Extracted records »
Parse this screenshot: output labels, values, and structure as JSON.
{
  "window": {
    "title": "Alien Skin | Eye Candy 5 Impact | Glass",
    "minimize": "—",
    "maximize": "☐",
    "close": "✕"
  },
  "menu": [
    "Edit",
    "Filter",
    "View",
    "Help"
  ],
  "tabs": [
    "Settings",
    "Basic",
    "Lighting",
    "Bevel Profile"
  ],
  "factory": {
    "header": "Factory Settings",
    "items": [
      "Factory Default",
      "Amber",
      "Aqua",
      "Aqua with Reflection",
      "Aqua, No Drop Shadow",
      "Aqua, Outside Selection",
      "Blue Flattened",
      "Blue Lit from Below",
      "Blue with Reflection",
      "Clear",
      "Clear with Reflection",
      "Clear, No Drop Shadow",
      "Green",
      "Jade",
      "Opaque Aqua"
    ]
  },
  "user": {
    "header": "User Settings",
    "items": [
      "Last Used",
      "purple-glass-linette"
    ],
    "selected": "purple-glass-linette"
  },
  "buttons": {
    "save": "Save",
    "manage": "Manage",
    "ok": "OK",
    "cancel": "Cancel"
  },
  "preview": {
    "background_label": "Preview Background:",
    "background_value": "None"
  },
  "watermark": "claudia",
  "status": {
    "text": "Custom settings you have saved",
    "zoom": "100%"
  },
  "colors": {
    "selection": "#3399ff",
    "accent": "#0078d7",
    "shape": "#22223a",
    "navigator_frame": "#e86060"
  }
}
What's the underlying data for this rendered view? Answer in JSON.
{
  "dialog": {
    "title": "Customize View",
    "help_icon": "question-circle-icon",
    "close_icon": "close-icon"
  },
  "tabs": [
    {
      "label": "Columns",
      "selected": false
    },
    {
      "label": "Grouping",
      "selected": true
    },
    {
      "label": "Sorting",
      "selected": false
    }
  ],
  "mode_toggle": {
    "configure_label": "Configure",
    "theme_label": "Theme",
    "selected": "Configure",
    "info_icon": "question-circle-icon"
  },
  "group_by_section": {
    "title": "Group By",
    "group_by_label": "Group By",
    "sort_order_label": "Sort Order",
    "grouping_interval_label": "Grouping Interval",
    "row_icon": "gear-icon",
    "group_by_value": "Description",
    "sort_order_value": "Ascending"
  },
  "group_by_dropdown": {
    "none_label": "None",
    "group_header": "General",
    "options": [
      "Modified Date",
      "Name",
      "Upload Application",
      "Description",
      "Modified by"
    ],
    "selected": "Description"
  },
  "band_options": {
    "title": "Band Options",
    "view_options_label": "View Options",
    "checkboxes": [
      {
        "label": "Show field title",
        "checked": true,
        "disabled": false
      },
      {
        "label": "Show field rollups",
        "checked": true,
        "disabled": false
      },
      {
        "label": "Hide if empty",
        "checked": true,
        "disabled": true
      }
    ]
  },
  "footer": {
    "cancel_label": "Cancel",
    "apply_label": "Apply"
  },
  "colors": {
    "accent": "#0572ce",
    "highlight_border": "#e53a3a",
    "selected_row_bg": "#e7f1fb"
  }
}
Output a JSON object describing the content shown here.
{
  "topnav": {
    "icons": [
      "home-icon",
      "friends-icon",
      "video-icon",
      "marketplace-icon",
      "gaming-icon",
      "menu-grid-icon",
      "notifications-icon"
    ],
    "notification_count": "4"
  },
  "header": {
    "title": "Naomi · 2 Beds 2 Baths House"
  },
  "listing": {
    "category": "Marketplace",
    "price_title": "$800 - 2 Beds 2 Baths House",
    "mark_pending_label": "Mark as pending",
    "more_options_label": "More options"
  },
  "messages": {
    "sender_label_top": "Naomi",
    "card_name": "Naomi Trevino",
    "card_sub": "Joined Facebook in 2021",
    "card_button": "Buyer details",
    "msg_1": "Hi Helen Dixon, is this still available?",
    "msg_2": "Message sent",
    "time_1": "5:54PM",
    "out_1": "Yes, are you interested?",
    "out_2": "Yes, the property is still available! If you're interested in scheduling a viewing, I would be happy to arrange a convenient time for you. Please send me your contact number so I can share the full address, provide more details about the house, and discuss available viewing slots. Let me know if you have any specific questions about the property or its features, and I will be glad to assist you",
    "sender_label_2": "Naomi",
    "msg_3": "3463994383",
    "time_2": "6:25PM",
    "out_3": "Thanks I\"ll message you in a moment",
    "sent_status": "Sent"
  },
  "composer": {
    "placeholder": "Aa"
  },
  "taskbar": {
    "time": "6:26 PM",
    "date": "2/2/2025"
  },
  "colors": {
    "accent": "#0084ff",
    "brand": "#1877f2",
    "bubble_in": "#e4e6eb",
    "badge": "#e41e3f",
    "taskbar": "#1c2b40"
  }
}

Given task »
Quote every entry exactly.

Task result »
Parse this screenshot: output labels, values, and structure as JSON.
{
  "window": {
    "title": "Alien Skin | Eye Candy 5 Impact | Glass",
    "minimize": "—",
    "maximize": "☐",
    "close": "✕"
  },
  "menu": [
    "Edit",
    "Filter",
    "View",
    "Help"
  ],
  "tabs": [
    "Settings",
    "Basic",
    "Lighting",
    "Bevel Profile"
  ],
  "factory": {
    "header": "Factory Settings",
    "items": [
      "Factory Default",
      "Amber",
      "Aqua",
      "Aqua with Reflection",
      "Aqua, No Drop Shadow",
      "Aqua, Outside Selection",
      "Blue Flattened",
      "Blue Lit from Below",
      "Blue with Reflection",
      "Clear",
      "Clear with Reflection",
      "Clear, No Drop Shadow",
      "Green",
      "Jade",
      "Opaque Aqua"
    ]
  },
  "user": {
    "header": "User Settings",
    "items": [
      "Last Used",
      "purple-glass-linette"
    ],
    "selected": "purple-glass-linette"
  },
  "buttons": {
    "save": "Save",
    "manage": "Manage",
    "ok": "OK",
    "cancel": "Cancel"
  },
  "preview": {
    "background_label": "Preview Background:",
    "background_value": "None"
  },
  "watermark": "claudia",
  "status": {
    "text": "Custom settings you have saved",
    "zoom": "100%"
  },
  "colors": {
    "selection": "#3399ff",
    "accent": "#0078d7",
    "shape": "#22223a",
    "navigator_frame": "#e86060"
  }
}
What's the underlying data for this rendered view? Answer in JSON.
{
  "dialog": {
    "title": "Customize View",
    "help_icon": "question-circle-icon",
    "close_icon": "close-icon"
  },
  "tabs": [
    {
      "label": "Columns",
      "selected": false
    },
    {
      "label": "Grouping",
      "selected": true
    },
    {
      "label": "Sorting",
      "selected": false
    }
  ],
  "mode_toggle": {
    "configure_label": "Configure",
    "theme_label": "Theme",
    "selected": "Configure",
    "info_icon": "question-circle-icon"
  },
  "group_by_section": {
    "title": "Group By",
    "group_by_label": "Group By",
    "sort_order_label": "Sort Order",
    "grouping_interval_label": "Grouping Interval",
    "row_icon": "gear-icon",
    "group_by_value": "Description",
    "sort_order_value": "Ascending"
  },
  "group_by_dropdown": {
    "none_label": "None",
    "group_header": "General",
    "options": [
      "Modified Date",
      "Name",
      "Upload Application",
      "Description",
      "Modified by"
    ],
    "selected": "Description"
  },
  "band_options": {
    "title": "Band Options",
    "view_options_label": "View Options",
    "checkboxes": [
      {
        "label": "Show field title",
        "checked": true,
        "disabled": false
      },
      {
        "label": "Show field rollups",
        "checked": true,
        "disabled": false
      },
      {
        "label": "Hide if empty",
        "checked": true,
        "disabled": true
      }
    ]
  },
  "footer": {
    "cancel_label": "Cancel",
    "apply_label": "Apply"
  },
  "colors": {
    "accent": "#0572ce",
    "highlight_border": "#e53a3a",
    "selected_row_bg": "#e7f1fb"
  }
}
Output a JSON object describing the content shown here.
{
  "topnav": {
    "icons": [
      "home-icon",
      "friends-icon",
      "video-icon",
      "marketplace-icon",
      "gaming-icon",
      "menu-grid-icon",
      "notifications-icon"
    ],
    "notification_count": "4"
  },
  "header": {
    "title": "Naomi · 2 Beds 2 Baths House"
  },
  "listing": {
    "category": "Marketplace",
    "price_title": "$800 - 2 Beds 2 Baths House",
    "mark_pending_label": "Mark as pending",
    "more_options_label": "More options"
  },
  "messages": {
    "sender_label_top": "Naomi",
    "card_name": "Naomi Trevino",
    "card_sub": "Joined Facebook in 2021",
    "card_button": "Buyer details",
    "msg_1": "Hi Helen Dixon, is this still available?",
    "msg_2": "Message sent",
    "time_1": "5:54PM",
    "out_1": "Yes, are you interested?",
    "out_2": "Yes, the property is still available! If you're interested in scheduling a viewing, I would be happy to arrange a convenient time for you. Please send me your contact number so I can share the full address, provide more details about the house, and discuss available viewing slots. Let me know if you have any specific questions about the property or its features, and I will be glad to assist you",
    "sender_label_2": "Naomi",
    "msg_3": "3463994383",
    "time_2": "6:25PM",
    "out_3": "Thanks I\"ll message you in a moment",
    "sent_status": "Sent"
  },
  "composer": {
    "placeholder": "Aa"
  },
  "taskbar": {
    "time": "6:26 PM",
    "date": "2/2/2025"
  },
  "colors": {
    "accent": "#0084ff",
    "brand": "#1877f2",
    "bubble_in": "#e4e6eb",
    "badge": "#e41e3f",
    "taskbar": "#1c2b40"
  }
}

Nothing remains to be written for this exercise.